Exercise:
Make an exact copy of the entries below.

Recorded data:
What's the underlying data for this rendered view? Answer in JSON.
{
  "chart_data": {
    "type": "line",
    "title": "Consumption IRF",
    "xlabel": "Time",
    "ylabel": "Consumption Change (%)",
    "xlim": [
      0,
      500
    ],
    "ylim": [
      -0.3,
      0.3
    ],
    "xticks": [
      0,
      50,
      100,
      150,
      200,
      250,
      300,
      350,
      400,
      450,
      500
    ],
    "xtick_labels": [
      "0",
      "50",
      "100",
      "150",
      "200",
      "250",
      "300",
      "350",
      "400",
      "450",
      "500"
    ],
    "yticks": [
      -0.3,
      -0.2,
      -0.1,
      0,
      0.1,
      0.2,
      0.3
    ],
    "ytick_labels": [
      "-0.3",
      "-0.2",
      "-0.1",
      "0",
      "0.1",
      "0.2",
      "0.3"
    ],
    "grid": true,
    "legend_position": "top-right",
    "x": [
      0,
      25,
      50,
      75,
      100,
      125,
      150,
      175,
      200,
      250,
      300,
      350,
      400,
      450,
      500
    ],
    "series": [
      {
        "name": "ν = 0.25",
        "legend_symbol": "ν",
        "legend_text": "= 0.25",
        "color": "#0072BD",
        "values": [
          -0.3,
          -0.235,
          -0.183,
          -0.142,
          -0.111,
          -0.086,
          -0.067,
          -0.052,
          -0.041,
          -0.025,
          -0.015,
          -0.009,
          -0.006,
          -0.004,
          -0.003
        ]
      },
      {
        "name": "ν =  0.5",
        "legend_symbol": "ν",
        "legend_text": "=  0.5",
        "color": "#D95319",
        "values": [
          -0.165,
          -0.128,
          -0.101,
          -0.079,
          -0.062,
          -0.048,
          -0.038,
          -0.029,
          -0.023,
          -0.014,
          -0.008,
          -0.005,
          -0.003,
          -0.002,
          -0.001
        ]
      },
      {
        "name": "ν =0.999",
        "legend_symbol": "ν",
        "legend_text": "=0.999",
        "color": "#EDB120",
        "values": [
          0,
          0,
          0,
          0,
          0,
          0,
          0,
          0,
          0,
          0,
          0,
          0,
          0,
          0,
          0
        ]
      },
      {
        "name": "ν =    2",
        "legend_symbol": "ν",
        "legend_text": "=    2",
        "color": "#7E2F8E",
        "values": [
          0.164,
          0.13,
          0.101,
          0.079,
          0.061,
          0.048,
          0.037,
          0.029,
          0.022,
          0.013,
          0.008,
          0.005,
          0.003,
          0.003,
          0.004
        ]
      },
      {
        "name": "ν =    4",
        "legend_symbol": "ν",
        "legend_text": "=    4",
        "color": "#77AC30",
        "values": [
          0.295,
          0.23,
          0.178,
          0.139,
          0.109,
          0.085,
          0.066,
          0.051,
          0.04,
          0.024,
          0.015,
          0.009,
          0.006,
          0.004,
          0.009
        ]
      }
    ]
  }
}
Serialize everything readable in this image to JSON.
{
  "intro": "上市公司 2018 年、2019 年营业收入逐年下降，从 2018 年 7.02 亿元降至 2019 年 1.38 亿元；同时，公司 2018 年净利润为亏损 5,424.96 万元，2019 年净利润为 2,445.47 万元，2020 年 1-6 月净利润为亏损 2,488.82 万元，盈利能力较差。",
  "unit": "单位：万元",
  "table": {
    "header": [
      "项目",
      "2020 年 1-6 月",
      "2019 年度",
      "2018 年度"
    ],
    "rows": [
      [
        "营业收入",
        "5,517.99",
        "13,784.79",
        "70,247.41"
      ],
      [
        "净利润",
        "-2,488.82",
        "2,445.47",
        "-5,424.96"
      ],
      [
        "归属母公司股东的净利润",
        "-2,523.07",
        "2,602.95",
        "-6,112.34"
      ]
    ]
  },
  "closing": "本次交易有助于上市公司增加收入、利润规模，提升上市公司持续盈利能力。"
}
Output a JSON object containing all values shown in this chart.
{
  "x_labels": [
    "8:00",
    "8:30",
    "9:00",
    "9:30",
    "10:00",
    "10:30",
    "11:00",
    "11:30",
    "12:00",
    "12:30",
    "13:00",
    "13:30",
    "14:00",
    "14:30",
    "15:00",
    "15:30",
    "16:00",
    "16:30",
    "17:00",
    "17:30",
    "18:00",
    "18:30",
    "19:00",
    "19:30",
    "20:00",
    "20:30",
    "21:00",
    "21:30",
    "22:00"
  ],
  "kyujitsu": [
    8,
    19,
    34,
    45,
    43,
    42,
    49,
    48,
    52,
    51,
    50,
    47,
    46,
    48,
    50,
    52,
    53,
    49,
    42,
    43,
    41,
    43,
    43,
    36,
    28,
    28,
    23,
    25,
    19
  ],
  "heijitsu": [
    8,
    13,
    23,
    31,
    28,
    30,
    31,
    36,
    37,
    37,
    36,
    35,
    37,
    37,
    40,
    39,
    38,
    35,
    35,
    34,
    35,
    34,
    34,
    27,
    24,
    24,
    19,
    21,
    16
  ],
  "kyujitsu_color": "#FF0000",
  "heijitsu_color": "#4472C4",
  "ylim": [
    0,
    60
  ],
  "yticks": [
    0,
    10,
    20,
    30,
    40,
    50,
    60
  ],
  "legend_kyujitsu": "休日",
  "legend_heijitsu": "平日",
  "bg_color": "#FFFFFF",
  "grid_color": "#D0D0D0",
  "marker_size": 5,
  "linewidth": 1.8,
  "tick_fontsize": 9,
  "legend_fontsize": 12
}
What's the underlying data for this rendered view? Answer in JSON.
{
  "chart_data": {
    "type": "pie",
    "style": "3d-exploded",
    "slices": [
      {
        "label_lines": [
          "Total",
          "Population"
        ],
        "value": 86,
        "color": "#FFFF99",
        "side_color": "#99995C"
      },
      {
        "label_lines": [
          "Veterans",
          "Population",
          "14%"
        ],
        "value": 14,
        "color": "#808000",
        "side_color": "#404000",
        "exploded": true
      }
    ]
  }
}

Solution below:
What's the underlying data for this rendered view? Answer in JSON.
{
  "chart_data": {
    "type": "line",
    "title": "Consumption IRF",
    "xlabel": "Time",
    "ylabel": "Consumption Change (%)",
    "xlim": [
      0,
      500
    ],
    "ylim": [
      -0.3,
      0.3
    ],
    "xticks": [
      0,
      50,
      100,
      150,
      200,
      250,
      300,
      350,
      400,
      450,
      500
    ],
    "xtick_labels": [
      "0",
      "50",
      "100",
      "150",
      "200",
      "250",
      "300",
      "350",
      "400",
      "450",
      "500"
    ],
    "yticks": [
      -0.3,
      -0.2,
      -0.1,
      0,
      0.1,
      0.2,
      0.3
    ],
    "ytick_labels": [
      "-0.3",
      "-0.2",
      "-0.1",
      "0",
      "0.1",
      "0.2",
      "0.3"
    ],
    "grid": true,
    "legend_position": "top-right",
    "x": [
      0,
      25,
      50,
      75,
      100,
      125,
      150,
      175,
      200,
      250,
      300,
      350,
      400,
      450,
      500
    ],
    "series": [
      {
        "name": "ν = 0.25",
        "legend_symbol": "ν",
        "legend_text": "= 0.25",
        "color": "#0072BD",
        "values": [
          -0.3,
          -0.235,
          -0.183,
          -0.142,
          -0.111,
          -0.086,
          -0.067,
          -0.052,
          -0.041,
          -0.025,
          -0.015,
          -0.009,
          -0.006,
          -0.004,
          -0.003
        ]
      },
      {
        "name": "ν =  0.5",
        "legend_symbol": "ν",
        "legend_text": "=  0.5",
        "color": "#D95319",
        "values": [
          -0.165,
          -0.128,
          -0.101,
          -0.079,
          -0.062,
          -0.048,
          -0.038,
          -0.029,
          -0.023,
          -0.014,
          -0.008,
          -0.005,
          -0.003,
          -0.002,
          -0.001
        ]
      },
      {
        "name": "ν =0.999",
        "legend_symbol": "ν",
        "legend_text": "=0.999",
        "color": "#EDB120",
        "values": [
          0,
          0,
          0,
          0,
          0,
          0,
          0,
          0,
          0,
          0,
          0,
          0,
          0,
          0,
          0
        ]
      },
      {
        "name": "ν =    2",
        "legend_symbol": "ν",
        "legend_text": "=    2",
        "color": "#7E2F8E",
        "values": [
          0.164,
          0.13,
          0.101,
          0.079,
          0.061,
          0.048,
          0.037,
          0.029,
          0.022,
          0.013,
          0.008,
          0.005,
          0.003,
          0.003,
          0.004
        ]
      },
      {
        "name": "ν =    4",
        "legend_symbol": "ν",
        "legend_text": "=    4",
        "color": "#77AC30",
        "values": [
          0.295,
          0.23,
          0.178,
          0.139,
          0.109,
          0.085,
          0.066,
          0.051,
          0.04,
          0.024,
          0.015,
          0.009,
          0.006,
          0.004,
          0.009
        ]
      }
    ]
  }
}
Serialize everything readable in this image to JSON.
{
  "intro": "上市公司 2018 年、2019 年营业收入逐年下降，从 2018 年 7.02 亿元降至 2019 年 1.38 亿元；同时，公司 2018 年净利润为亏损 5,424.96 万元，2019 年净利润为 2,445.47 万元，2020 年 1-6 月净利润为亏损 2,488.82 万元，盈利能力较差。",
  "unit": "单位：万元",
  "table": {
    "header": [
      "项目",
      "2020 年 1-6 月",
      "2019 年度",
      "2018 年度"
    ],
    "rows": [
      [
        "营业收入",
        "5,517.99",
        "13,784.79",
        "70,247.41"
      ],
      [
        "净利润",
        "-2,488.82",
        "2,445.47",
        "-5,424.96"
      ],
      [
        "归属母公司股东的净利润",
        "-2,523.07",
        "2,602.95",
        "-6,112.34"
      ]
    ]
  },
  "closing": "本次交易有助于上市公司增加收入、利润规模，提升上市公司持续盈利能力。"
}
Output a JSON object containing all values shown in this chart.
{
  "x_labels": [
    "8:00",
    "8:30",
    "9:00",
    "9:30",
    "10:00",
    "10:30",
    "11:00",
    "11:30",
    "12:00",
    "12:30",
    "13:00",
    "13:30",
    "14:00",
    "14:30",
    "15:00",
    "15:30",
    "16:00",
    "16:30",
    "17:00",
    "17:30",
    "18:00",
    "18:30",
    "19:00",
    "19:30",
    "20:00",
    "20:30",
    "21:00",
    "21:30",
    "22:00"
  ],
  "kyujitsu": [
    8,
    19,
    34,
    45,
    43,
    42,
    49,
    48,
    52,
    51,
    50,
    47,
    46,
    48,
    50,
    52,
    53,
    49,
    42,
    43,
    41,
    43,
    43,
    36,
    28,
    28,
    23,
    25,
    19
  ],
  "heijitsu": [
    8,
    13,
    23,
    31,
    28,
    30,
    31,
    36,
    37,
    37,
    36,
    35,
    37,
    37,
    40,
    39,
    38,
    35,
    35,
    34,
    35,
    34,
    34,
    27,
    24,
    24,
    19,
    21,
    16
  ],
  "kyujitsu_color": "#FF0000",
  "heijitsu_color": "#4472C4",
  "ylim": [
    0,
    60
  ],
  "yticks": [
    0,
    10,
    20,
    30,
    40,
    50,
    60
  ],
  "legend_kyujitsu": "休日",
  "legend_heijitsu": "平日",
  "bg_color": "#FFFFFF",
  "grid_color": "#D0D0D0",
  "marker_size": 5,
  "linewidth": 1.8,
  "tick_fontsize": 9,
  "legend_fontsize": 12
}
What's the underlying data for this rendered view? Answer in JSON.
{
  "chart_data": {
    "type": "pie",
    "style": "3d-exploded",
    "slices": [
      {
        "label_lines": [
          "Total",
          "Population"
        ],
        "value": 86,
        "color": "#FFFF99",
        "side_color": "#99995C"
      },
      {
        "label_lines": [
          "Veterans",
          "Population",
          "14%"
        ],
        "value": 14,
        "color": "#808000",
        "side_color": "#404000",
        "exploded": true
      }
    ]
  }
}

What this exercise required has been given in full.